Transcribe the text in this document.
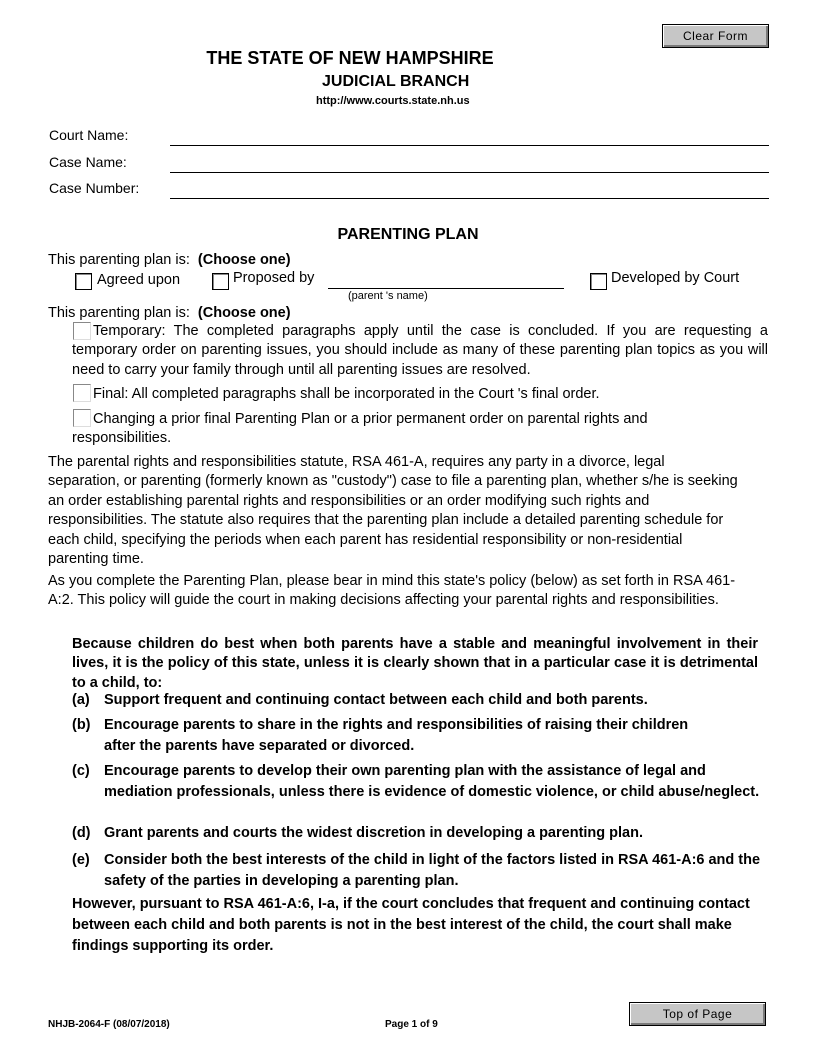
Clear Form
THE STATE OF NEW HAMPSHIRE
JUDICIAL BRANCH
http://www.courts.state.nh.us
Court Name:
Case Name:
Case Number:
PARENTING PLAN
This parenting plan is: (Choose one)
Agreed upon	Proposed by
(parent 's name)
Developed by Court
This parenting plan is: (Choose one)
Temporary: The completed paragraphs apply until the case is concluded. If you are requesting a temporary order on parenting issues, you should include as many of these parenting plan topics as you will need to carry your family through until all parenting issues are resolved.
Final: All completed paragraphs shall be incorporated in the Court 's final order.
Changing a prior final Parenting Plan or a prior permanent order on parental rights and responsibilities.
The parental rights and responsibilities statute, RSA 461-A, requires any party in a divorce, legal separation, or parenting (formerly known as "custody") case to file a parenting plan, whether s/he is seeking an order establishing parental rights and responsibilities or an order modifying such rights and responsibilities. The statute also requires that the parenting plan include a detailed parenting schedule for each child, specifying the periods when each parent has residential responsibility or non-residential parenting time.
As you complete the Parenting Plan, please bear in mind this state's policy (below) as set forth in RSA 461-A:2. This policy will guide the court in making decisions affecting your parental rights and responsibilities.
Because children do best when both parents have a stable and meaningful involvement in their lives, it is the policy of this state, unless it is clearly shown that in a particular case it is detrimental to a child, to:
(a) Support frequent and continuing contact between each child and both parents.
(b) Encourage parents to share in the rights and responsibilities of raising their children after the parents have separated or divorced.
(c) Encourage parents to develop their own parenting plan with the assistance of legal and mediation professionals, unless there is evidence of domestic violence, or child abuse/neglect.
(d) Grant parents and courts the widest discretion in developing a parenting plan.
(e) Consider both the best interests of the child in light of the factors listed in RSA 461-A:6 and the safety of the parties in developing a parenting plan.
However, pursuant to RSA 461-A:6, I-a, if the court concludes that frequent and continuing contact between each child and both parents is not in the best interest of the child, the court shall make findings supporting its order.
NHJB-2064-F (08/07/2018)	Page 1 of 9
Top of Page
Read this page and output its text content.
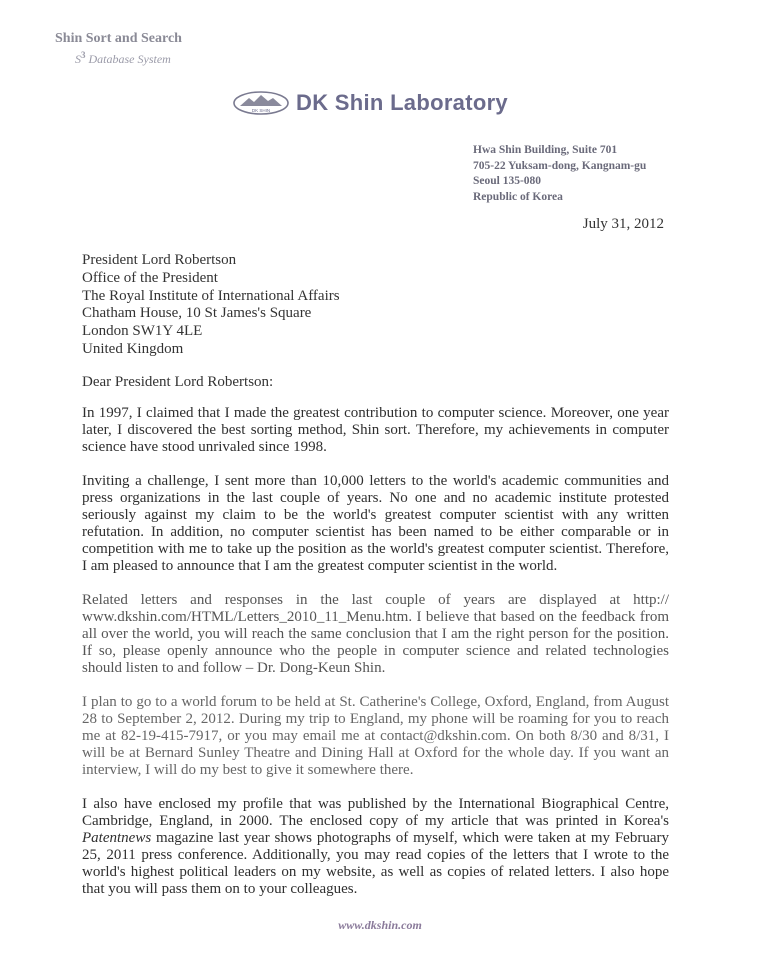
Shin Sort and Search
$S^3$ Database System
DK SHIN DK Shin Laboratory
Hwa Shin Building, Suite 701
705-22 Yuksam-dong, Kangnam-gu
Seoul 135-080
Republic of Korea
July 31, 2012
President Lord Robertson
Office of the President
The Royal Institute of International Affairs
Chatham House, 10 St James's Square
London SW1Y 4LE
United Kingdom
Dear President Lord Robertson:

In 1997, I claimed that I made the greatest contribution to computer science. Moreover, one year later, I discovered the best sorting method, Shin sort. Therefore, my achievements in computer science have stood unrivaled since 1998.

Inviting a challenge, I sent more than 10,000 letters to the world's academic communities and press organizations in the last couple of years. No one and no academic institute protested seriously against my claim to be the world's greatest computer scientist with any written refutation. In addition, no computer scientist has been named to be either comparable or in competition with me to take up the position as the world's greatest computer scientist. Therefore, I am pleased to announce that I am the greatest computer scientist in the world.

Related letters and responses in the last couple of years are displayed at http:// www.dkshin.com/HTML/Letters_2010_11_Menu.htm. I believe that based on the feedback from all over the world, you will reach the same conclusion that I am the right person for the position. If so, please openly announce who the people in computer science and related technologies should listen to and follow – Dr. Dong-Keun Shin.

I plan to go to a world forum to be held at St. Catherine's College, Oxford, England, from August 28 to September 2, 2012. During my trip to England, my phone will be roaming for you to reach me at 82-19-415-7917, or you may email me at contact@dkshin.com. On both 8/30 and 8/31, I will be at Bernard Sunley Theatre and Dining Hall at Oxford for the whole day. If you want an interview, I will do my best to give it somewhere there.

I also have enclosed my profile that was published by the International Biographical Centre, Cambridge, England, in 2000. The enclosed copy of my article that was printed in Korea's Patentnews magazine last year shows photographs of myself, which were taken at my February 25, 2011 press conference. Additionally, you may read copies of the letters that I wrote to the world's highest political leaders on my website, as well as copies of related letters. I also hope that you will pass them on to your colleagues.

www.dkshin.com
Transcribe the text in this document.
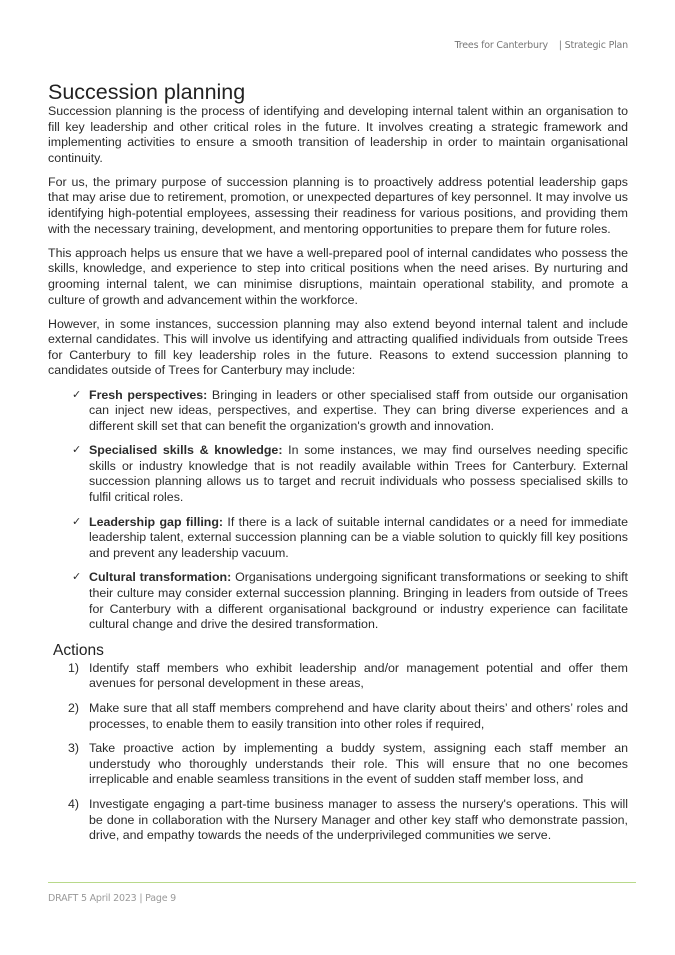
Trees for Canterbury | Strategic Plan
Succession planning

Succession planning is the process of identifying and developing internal talent within an organisation to fill key leadership and other critical roles in the future. It involves creating a strategic framework and implementing activities to ensure a smooth transition of leadership in order to maintain organisational continuity.

For us, the primary purpose of succession planning is to proactively address potential leadership gaps that may arise due to retirement, promotion, or unexpected departures of key personnel. It may involve us identifying high-potential employees, assessing their readiness for various positions, and providing them with the necessary training, development, and mentoring opportunities to prepare them for future roles.

This approach helps us ensure that we have a well-prepared pool of internal candidates who possess the skills, knowledge, and experience to step into critical positions when the need arises. By nurturing and grooming internal talent, we can minimise disruptions, maintain operational stability, and promote a culture of growth and advancement within the workforce.

However, in some instances, succession planning may also extend beyond internal talent and include external candidates. This will involve us identifying and attracting qualified individuals from outside Trees for Canterbury to fill key leadership roles in the future. Reasons to extend succession planning to candidates outside of Trees for Canterbury may include:

✓ Fresh perspectives: Bringing in leaders or other specialised staff from outside our organisation can inject new ideas, perspectives, and expertise. They can bring diverse experiences and a different skill set that can benefit the organization's growth and innovation.
✓ Specialised skills & knowledge: In some instances, we may find ourselves needing specific skills or industry knowledge that is not readily available within Trees for Canterbury. External succession planning allows us to target and recruit individuals who possess specialised skills to fulfil critical roles.
✓ Leadership gap filling: If there is a lack of suitable internal candidates or a need for immediate leadership talent, external succession planning can be a viable solution to quickly fill key positions and prevent any leadership vacuum.
✓ Cultural transformation: Organisations undergoing significant transformations or seeking to shift their culture may consider external succession planning. Bringing in leaders from outside of Trees for Canterbury with a different organisational background or industry experience can facilitate cultural change and drive the desired transformation.
Actions
1) Identify staff members who exhibit leadership and/or management potential and offer them avenues for personal development in these areas,
2) Make sure that all staff members comprehend and have clarity about theirs’ and others’ roles and processes, to enable them to easily transition into other roles if required,
3) Take proactive action by implementing a buddy system, assigning each staff member an understudy who thoroughly understands their role. This will ensure that no one becomes irreplicable and enable seamless transitions in the event of sudden staff member loss, and
4) Investigate engaging a part-time business manager to assess the nursery's operations. This will be done in collaboration with the Nursery Manager and other key staff who demonstrate passion, drive, and empathy towards the needs of the underprivileged communities we serve.
DRAFT 5 April 2023 | Page 9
**********
* [WORK INSTRUCTIONS]:
Omit the pictures. Transcribe every record exactly.

* [ANSWER TO THIS TASK]:
Transcribe the text in this document.
Clear Form
THE STATE OF NEW HAMPSHIRE
JUDICIAL BRANCH
http://www.courts.state.nh.us
Court Name:
Case Name:
Case Number:
PARENTING PLAN
This parenting plan is: (Choose one)
Agreed upon	Proposed by
(parent 's name)
Developed by Court
This parenting plan is: (Choose one)
Temporary: The completed paragraphs apply until the case is concluded. If you are requesting a temporary order on parenting issues, you should include as many of these parenting plan topics as you will need to carry your family through until all parenting issues are resolved.
Final: All completed paragraphs shall be incorporated in the Court 's final order.
Changing a prior final Parenting Plan or a prior permanent order on parental rights and responsibilities.
The parental rights and responsibilities statute, RSA 461-A, requires any party in a divorce, legal separation, or parenting (formerly known as "custody") case to file a parenting plan, whether s/he is seeking an order establishing parental rights and responsibilities or an order modifying such rights and responsibilities. The statute also requires that the parenting plan include a detailed parenting schedule for each child, specifying the periods when each parent has residential responsibility or non-residential parenting time.
As you complete the Parenting Plan, please bear in mind this state's policy (below) as set forth in RSA 461-A:2. This policy will guide the court in making decisions affecting your parental rights and responsibilities.
Because children do best when both parents have a stable and meaningful involvement in their lives, it is the policy of this state, unless it is clearly shown that in a particular case it is detrimental to a child, to:
(a) Support frequent and continuing contact between each child and both parents.
(b) Encourage parents to share in the rights and responsibilities of raising their children after the parents have separated or divorced.
(c) Encourage parents to develop their own parenting plan with the assistance of legal and mediation professionals, unless there is evidence of domestic violence, or child abuse/neglect.
(d) Grant parents and courts the widest discretion in developing a parenting plan.
(e) Consider both the best interests of the child in light of the factors listed in RSA 461-A:6 and the safety of the parties in developing a parenting plan.
However, pursuant to RSA 461-A:6, I-a, if the court concludes that frequent and continuing contact between each child and both parents is not in the best interest of the child, the court shall make findings supporting its order.
NHJB-2064-F (08/07/2018)	Page 1 of 9
Top of Page
Read this page and output its text content.
Shin Sort and Search
$S^3$ Database System
DK SHIN DK Shin Laboratory
Hwa Shin Building, Suite 701
705-22 Yuksam-dong, Kangnam-gu
Seoul 135-080
Republic of Korea
July 31, 2012
President Lord Robertson
Office of the President
The Royal Institute of International Affairs
Chatham House, 10 St James's Square
London SW1Y 4LE
United Kingdom
Dear President Lord Robertson:

In 1997, I claimed that I made the greatest contribution to computer science. Moreover, one year later, I discovered the best sorting method, Shin sort. Therefore, my achievements in computer science have stood unrivaled since 1998.

Inviting a challenge, I sent more than 10,000 letters to the world's academic communities and press organizations in the last couple of years. No one and no academic institute protested seriously against my claim to be the world's greatest computer scientist with any written refutation. In addition, no computer scientist has been named to be either comparable or in competition with me to take up the position as the world's greatest computer scientist. Therefore, I am pleased to announce that I am the greatest computer scientist in the world.

Related letters and responses in the last couple of years are displayed at http:// www.dkshin.com/HTML/Letters_2010_11_Menu.htm. I believe that based on the feedback from all over the world, you will reach the same conclusion that I am the right person for the position. If so, please openly announce who the people in computer science and related technologies should listen to and follow – Dr. Dong-Keun Shin.

I plan to go to a world forum to be held at St. Catherine's College, Oxford, England, from August 28 to September 2, 2012. During my trip to England, my phone will be roaming for you to reach me at 82-19-415-7917, or you may email me at contact@dkshin.com. On both 8/30 and 8/31, I will be at Bernard Sunley Theatre and Dining Hall at Oxford for the whole day. If you want an interview, I will do my best to give it somewhere there.

I also have enclosed my profile that was published by the International Biographical Centre, Cambridge, England, in 2000. The enclosed copy of my article that was printed in Korea's Patentnews magazine last year shows photographs of myself, which were taken at my February 25, 2011 press conference. Additionally, you may read copies of the letters that I wrote to the world's highest political leaders on my website, as well as copies of related letters. I also hope that you will pass them on to your colleagues.

www.dkshin.com
Transcribe the text in this document.
Trees for Canterbury | Strategic Plan
Succession planning

Succession planning is the process of identifying and developing internal talent within an organisation to fill key leadership and other critical roles in the future. It involves creating a strategic framework and implementing activities to ensure a smooth transition of leadership in order to maintain organisational continuity.

For us, the primary purpose of succession planning is to proactively address potential leadership gaps that may arise due to retirement, promotion, or unexpected departures of key personnel. It may involve us identifying high-potential employees, assessing their readiness for various positions, and providing them with the necessary training, development, and mentoring opportunities to prepare them for future roles.

This approach helps us ensure that we have a well-prepared pool of internal candidates who possess the skills, knowledge, and experience to step into critical positions when the need arises. By nurturing and grooming internal talent, we can minimise disruptions, maintain operational stability, and promote a culture of growth and advancement within the workforce.

However, in some instances, succession planning may also extend beyond internal talent and include external candidates. This will involve us identifying and attracting qualified individuals from outside Trees for Canterbury to fill key leadership roles in the future. Reasons to extend succession planning to candidates outside of Trees for Canterbury may include:

✓ Fresh perspectives: Bringing in leaders or other specialised staff from outside our organisation can inject new ideas, perspectives, and expertise. They can bring diverse experiences and a different skill set that can benefit the organization's growth and innovation.
✓ Specialised skills & knowledge: In some instances, we may find ourselves needing specific skills or industry knowledge that is not readily available within Trees for Canterbury. External succession planning allows us to target and recruit individuals who possess specialised skills to fulfil critical roles.
✓ Leadership gap filling: If there is a lack of suitable internal candidates or a need for immediate leadership talent, external succession planning can be a viable solution to quickly fill key positions and prevent any leadership vacuum.
✓ Cultural transformation: Organisations undergoing significant transformations or seeking to shift their culture may consider external succession planning. Bringing in leaders from outside of Trees for Canterbury with a different organisational background or industry experience can facilitate cultural change and drive the desired transformation.
Actions
1) Identify staff members who exhibit leadership and/or management potential and offer them avenues for personal development in these areas,
2) Make sure that all staff members comprehend and have clarity about theirs’ and others’ roles and processes, to enable them to easily transition into other roles if required,
3) Take proactive action by implementing a buddy system, assigning each staff member an understudy who thoroughly understands their role. This will ensure that no one becomes irreplicable and enable seamless transitions in the event of sudden staff member loss, and
4) Investigate engaging a part-time business manager to assess the nursery's operations. This will be done in collaboration with the Nursery Manager and other key staff who demonstrate passion, drive, and empathy towards the needs of the underprivileged communities we serve.
DRAFT 5 April 2023 | Page 9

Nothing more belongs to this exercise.